___ PROVIDED ENTRIES

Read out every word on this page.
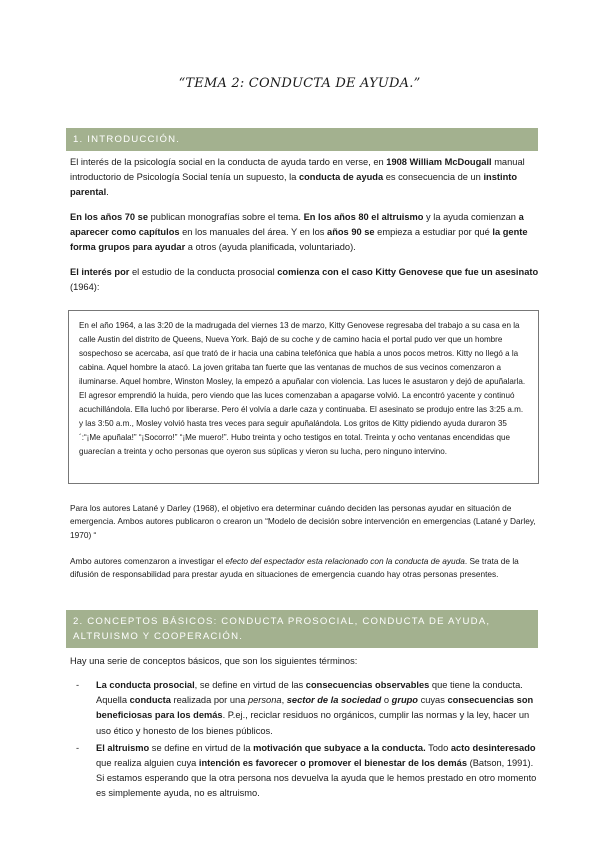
“TEMA 2: CONDUCTA DE AYUDA.”
1. INTRODUCCIÓN.

El interés de la psicología social en la conducta de ayuda tardo en verse, en 1908 William McDougall manual introductorio de Psicología Social tenía un supuesto, la conducta de ayuda es consecuencia de un instinto parental.

En los años 70 se publican monografías sobre el tema. En los años 80 el altruismo y la ayuda comienzan a aparecer como capítulos en los manuales del área. Y en los años 90 se empieza a estudiar por qué la gente forma grupos para ayudar a otros (ayuda planificada, voluntariado).

El interés por el estudio de la conducta prosocial comienza con el caso Kitty Genovese que fue un asesinato (1964):

En el año 1964, a las 3:20 de la madrugada del viernes 13 de marzo, Kitty Genovese regresaba del trabajo a su casa en la calle Austin del distrito de Queens, Nueva York. Bajó de su coche y de camino hacia el portal pudo ver que un hombre sospechoso se acercaba, así que trató de ir hacia una cabina telefónica que había a unos pocos metros. Kitty no llegó a la cabina. Aquel hombre la atacó. La joven gritaba tan fuerte que las ventanas de muchos de sus vecinos comenzaron a iluminarse. Aquel hombre, Winston Mosley, la empezó a apuñalar con violencia. Las luces le asustaron y dejó de apuñalarla. El agresor emprendió la huida, pero viendo que las luces comenzaban a apagarse volvió. La encontró yacente y continuó acuchillándola. Ella luchó por liberarse. Pero él volvía a darle caza y continuaba. El asesinato se produjo entre las 3:25 a.m. y las 3:50 a.m., Mosley volvió hasta tres veces para seguir apuñalándola. Los gritos de Kitty pidiendo ayuda duraron 35´:“¡Me apuñala!” “¡Socorro!” “¡Me muero!”. Hubo treinta y ocho testigos en total. Treinta y ocho ventanas encendidas que guarecían a treinta y ocho personas que oyeron sus súplicas y vieron su lucha, pero ninguno intervino.

Para los autores Latané y Darley (1968), el objetivo era determinar cuándo deciden las personas ayudar en situación de emergencia. Ambos autores publicaron o crearon un “Modelo de decisión sobre intervención en emergencias (Latané y Darley, 1970) “

Ambo autores comenzaron a investigar el efecto del espectador esta relacionado con la conducta de ayuda. Se trata de la difusión de responsabilidad para prestar ayuda en situaciones de emergencia cuando hay otras personas presentes.

2. CONCEPTOS BÁSICOS: CONDUCTA PROSOCIAL, CONDUCTA DE AYUDA, ALTRUISMO Y COOPERACIÓN.

Hay una serie de conceptos básicos, que son los siguientes términos:

- La conducta prosocial, se define en virtud de las consecuencias observables que tiene la conducta. Aquella conducta realizada por una persona, sector de la sociedad o grupo cuyas consecuencias son beneficiosas para los demás. P.ej., reciclar residuos no orgánicos, cumplir las normas y la ley, hacer un uso ético y honesto de los bienes públicos.
- El altruismo se define en virtud de la motivación que subyace a la conducta. Todo acto desinteresado que realiza alguien cuya intención es favorecer o promover el bienestar de los demás (Batson, 1991).
Si estamos esperando que la otra persona nos devuelva la ayuda que le hemos prestado en otro momento es simplemente ayuda, no es altruismo.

______

# GIVEN REQUEST
Copy all lines in the listing above where the string "interés" appears.

# OUTPUT OF THE TASK
El interés de la psicología social en la conducta de ayuda tardo en verse, en 1908 William McDougall manual introductorio de Psicología Social tenía un supuesto, la conducta de ayuda es consecuencia de un instinto parental.
El interés por el estudio de la conducta prosocial comienza con el caso Kitty Genovese que fue un asesinato (1964):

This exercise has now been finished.